Dataset rows about figures:
+++++
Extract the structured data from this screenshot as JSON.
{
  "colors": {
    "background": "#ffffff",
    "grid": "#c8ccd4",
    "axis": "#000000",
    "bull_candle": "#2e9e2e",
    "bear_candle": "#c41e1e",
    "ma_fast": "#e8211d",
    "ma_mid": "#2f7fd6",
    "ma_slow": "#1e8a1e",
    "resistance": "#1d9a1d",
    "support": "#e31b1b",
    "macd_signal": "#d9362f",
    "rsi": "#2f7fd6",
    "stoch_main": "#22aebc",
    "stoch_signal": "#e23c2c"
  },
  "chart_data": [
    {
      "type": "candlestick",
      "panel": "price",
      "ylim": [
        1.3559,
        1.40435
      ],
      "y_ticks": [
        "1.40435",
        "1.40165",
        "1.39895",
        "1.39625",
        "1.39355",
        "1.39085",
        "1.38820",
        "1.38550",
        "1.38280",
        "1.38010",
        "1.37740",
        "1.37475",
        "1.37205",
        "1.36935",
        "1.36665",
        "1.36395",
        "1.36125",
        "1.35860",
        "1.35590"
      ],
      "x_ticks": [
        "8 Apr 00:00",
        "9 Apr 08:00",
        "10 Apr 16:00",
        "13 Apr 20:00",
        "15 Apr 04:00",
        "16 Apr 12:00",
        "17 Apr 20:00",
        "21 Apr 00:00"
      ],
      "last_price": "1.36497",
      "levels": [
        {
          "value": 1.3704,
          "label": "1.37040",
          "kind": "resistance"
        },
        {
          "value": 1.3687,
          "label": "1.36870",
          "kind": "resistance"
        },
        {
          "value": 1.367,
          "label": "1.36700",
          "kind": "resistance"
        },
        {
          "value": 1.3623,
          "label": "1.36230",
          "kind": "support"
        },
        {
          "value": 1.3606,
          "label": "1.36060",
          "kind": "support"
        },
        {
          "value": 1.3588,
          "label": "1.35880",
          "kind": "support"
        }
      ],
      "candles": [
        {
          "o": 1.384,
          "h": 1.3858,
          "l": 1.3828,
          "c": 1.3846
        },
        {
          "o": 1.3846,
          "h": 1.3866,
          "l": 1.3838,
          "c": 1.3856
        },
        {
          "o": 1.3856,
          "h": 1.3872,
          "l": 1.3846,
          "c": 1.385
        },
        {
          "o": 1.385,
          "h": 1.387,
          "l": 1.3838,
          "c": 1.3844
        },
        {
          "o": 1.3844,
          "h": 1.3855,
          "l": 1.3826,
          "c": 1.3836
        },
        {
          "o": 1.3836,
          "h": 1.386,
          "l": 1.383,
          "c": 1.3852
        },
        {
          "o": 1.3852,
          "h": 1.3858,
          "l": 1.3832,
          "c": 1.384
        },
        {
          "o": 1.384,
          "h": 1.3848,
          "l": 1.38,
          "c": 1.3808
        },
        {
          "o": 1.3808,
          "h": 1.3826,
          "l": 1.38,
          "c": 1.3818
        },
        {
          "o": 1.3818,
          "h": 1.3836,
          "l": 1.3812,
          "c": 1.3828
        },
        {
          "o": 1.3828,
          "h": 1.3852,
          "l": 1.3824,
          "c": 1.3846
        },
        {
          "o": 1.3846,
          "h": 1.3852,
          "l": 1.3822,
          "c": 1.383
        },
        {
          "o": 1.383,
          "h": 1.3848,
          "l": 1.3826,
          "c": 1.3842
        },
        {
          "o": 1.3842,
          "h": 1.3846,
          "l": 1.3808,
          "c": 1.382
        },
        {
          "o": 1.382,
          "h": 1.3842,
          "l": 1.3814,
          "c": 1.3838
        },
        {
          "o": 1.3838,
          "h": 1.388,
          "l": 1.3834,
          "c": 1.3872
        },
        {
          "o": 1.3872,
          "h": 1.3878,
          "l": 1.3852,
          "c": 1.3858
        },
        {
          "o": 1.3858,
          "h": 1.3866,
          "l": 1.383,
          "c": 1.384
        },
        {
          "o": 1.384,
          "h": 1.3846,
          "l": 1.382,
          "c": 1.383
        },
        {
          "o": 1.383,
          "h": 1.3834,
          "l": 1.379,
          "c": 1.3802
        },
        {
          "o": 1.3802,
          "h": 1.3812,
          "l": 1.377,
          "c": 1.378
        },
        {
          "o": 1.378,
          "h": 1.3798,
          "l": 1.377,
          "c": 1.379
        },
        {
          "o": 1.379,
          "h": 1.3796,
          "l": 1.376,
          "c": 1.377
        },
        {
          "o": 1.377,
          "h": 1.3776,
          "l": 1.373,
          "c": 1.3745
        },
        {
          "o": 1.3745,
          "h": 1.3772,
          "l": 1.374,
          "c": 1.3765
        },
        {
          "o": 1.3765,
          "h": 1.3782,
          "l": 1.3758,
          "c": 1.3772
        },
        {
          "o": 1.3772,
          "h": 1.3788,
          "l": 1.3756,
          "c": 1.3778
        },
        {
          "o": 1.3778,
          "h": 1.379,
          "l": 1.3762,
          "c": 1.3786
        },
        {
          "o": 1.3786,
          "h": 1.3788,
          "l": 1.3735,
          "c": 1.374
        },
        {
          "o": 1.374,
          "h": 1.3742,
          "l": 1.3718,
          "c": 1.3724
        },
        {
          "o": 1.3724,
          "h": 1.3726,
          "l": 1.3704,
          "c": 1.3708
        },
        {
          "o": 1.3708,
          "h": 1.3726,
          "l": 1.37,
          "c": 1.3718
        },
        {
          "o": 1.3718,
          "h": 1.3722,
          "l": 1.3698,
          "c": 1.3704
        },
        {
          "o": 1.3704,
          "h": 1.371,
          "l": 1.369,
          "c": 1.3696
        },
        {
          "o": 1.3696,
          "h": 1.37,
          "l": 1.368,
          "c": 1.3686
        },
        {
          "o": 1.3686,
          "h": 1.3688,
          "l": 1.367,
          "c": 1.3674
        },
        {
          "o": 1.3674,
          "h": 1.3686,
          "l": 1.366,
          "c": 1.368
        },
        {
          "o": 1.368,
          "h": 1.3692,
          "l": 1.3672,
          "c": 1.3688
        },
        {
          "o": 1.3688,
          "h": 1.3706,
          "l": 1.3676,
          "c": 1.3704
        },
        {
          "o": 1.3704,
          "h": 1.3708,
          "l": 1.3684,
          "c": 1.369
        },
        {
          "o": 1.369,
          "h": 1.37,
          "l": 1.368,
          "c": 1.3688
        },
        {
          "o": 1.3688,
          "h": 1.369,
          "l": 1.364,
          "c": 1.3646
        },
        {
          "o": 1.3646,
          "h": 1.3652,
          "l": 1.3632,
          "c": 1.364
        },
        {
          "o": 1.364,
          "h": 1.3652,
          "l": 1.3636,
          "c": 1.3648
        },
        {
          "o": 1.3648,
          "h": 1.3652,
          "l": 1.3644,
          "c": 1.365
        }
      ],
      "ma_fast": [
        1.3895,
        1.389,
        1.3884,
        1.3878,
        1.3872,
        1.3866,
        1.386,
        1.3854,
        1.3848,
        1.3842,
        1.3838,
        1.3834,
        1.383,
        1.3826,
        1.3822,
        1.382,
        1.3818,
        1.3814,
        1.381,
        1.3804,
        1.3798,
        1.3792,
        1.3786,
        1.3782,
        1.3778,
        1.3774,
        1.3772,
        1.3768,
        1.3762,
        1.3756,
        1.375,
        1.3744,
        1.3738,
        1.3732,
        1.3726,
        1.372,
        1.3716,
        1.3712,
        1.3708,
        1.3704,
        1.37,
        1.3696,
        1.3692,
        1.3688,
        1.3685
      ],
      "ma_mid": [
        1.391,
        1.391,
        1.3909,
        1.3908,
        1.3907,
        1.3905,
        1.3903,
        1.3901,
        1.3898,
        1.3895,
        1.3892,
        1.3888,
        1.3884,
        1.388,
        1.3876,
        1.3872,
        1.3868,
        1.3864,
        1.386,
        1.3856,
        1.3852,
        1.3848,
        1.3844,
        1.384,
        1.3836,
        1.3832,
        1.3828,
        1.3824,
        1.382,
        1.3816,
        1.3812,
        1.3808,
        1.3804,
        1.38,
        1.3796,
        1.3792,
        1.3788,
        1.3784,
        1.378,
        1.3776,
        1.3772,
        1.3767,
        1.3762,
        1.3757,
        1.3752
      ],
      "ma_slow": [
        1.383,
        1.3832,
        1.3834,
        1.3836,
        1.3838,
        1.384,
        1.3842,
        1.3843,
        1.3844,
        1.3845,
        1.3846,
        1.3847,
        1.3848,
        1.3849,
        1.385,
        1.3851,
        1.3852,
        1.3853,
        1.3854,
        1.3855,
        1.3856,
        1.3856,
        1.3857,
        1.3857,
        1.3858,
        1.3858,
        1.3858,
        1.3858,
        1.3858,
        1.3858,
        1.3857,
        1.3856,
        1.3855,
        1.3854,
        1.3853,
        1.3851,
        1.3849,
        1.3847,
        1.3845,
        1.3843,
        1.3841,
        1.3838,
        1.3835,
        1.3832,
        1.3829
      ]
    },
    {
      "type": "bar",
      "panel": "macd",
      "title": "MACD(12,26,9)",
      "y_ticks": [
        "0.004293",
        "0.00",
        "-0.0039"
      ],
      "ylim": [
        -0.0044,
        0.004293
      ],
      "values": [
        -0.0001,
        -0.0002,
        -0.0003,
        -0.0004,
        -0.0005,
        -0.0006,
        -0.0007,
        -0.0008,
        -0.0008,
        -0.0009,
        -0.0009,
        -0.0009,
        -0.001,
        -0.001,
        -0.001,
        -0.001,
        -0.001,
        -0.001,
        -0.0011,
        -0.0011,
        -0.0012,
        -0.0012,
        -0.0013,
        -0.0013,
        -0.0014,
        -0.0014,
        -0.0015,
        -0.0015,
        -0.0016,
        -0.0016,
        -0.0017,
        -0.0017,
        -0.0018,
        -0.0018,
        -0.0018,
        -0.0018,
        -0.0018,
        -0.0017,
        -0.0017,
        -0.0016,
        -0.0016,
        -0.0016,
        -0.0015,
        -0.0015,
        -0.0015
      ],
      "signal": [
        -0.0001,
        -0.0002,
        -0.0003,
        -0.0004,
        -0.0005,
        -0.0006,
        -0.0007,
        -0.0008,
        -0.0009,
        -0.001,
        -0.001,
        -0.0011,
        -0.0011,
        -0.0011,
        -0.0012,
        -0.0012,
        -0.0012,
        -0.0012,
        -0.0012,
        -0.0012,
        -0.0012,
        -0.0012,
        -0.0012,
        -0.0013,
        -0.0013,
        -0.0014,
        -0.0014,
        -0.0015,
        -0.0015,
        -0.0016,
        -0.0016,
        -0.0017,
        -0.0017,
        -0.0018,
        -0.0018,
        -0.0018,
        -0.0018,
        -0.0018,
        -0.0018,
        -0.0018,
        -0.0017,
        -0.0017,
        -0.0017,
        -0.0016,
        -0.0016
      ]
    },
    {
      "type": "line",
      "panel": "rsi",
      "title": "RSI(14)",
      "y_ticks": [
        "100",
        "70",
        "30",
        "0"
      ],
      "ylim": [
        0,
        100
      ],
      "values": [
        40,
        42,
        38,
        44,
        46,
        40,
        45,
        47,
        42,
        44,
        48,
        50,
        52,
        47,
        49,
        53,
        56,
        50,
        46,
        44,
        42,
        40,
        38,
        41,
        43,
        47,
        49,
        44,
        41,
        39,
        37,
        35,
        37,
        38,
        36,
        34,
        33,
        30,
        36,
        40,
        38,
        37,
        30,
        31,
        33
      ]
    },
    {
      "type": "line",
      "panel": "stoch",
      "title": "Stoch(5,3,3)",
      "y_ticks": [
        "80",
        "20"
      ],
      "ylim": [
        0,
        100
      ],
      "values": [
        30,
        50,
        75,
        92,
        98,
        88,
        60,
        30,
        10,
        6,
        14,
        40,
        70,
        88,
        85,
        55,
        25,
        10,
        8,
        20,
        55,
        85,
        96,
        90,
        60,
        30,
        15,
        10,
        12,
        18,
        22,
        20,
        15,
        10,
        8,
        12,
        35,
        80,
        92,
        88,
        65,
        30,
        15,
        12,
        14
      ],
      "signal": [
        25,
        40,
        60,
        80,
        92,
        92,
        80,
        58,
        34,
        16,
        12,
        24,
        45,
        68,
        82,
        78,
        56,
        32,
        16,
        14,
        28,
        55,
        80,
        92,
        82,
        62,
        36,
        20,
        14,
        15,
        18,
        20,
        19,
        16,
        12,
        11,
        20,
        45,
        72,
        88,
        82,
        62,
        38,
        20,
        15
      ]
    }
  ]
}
+++++
Exercise objective: Copy out every line holding the string "title".

Finished answer:
      "title": "MACD(12,26,9)",
      "title": "RSI(14)",
      "title": "Stoch(5,3,3)",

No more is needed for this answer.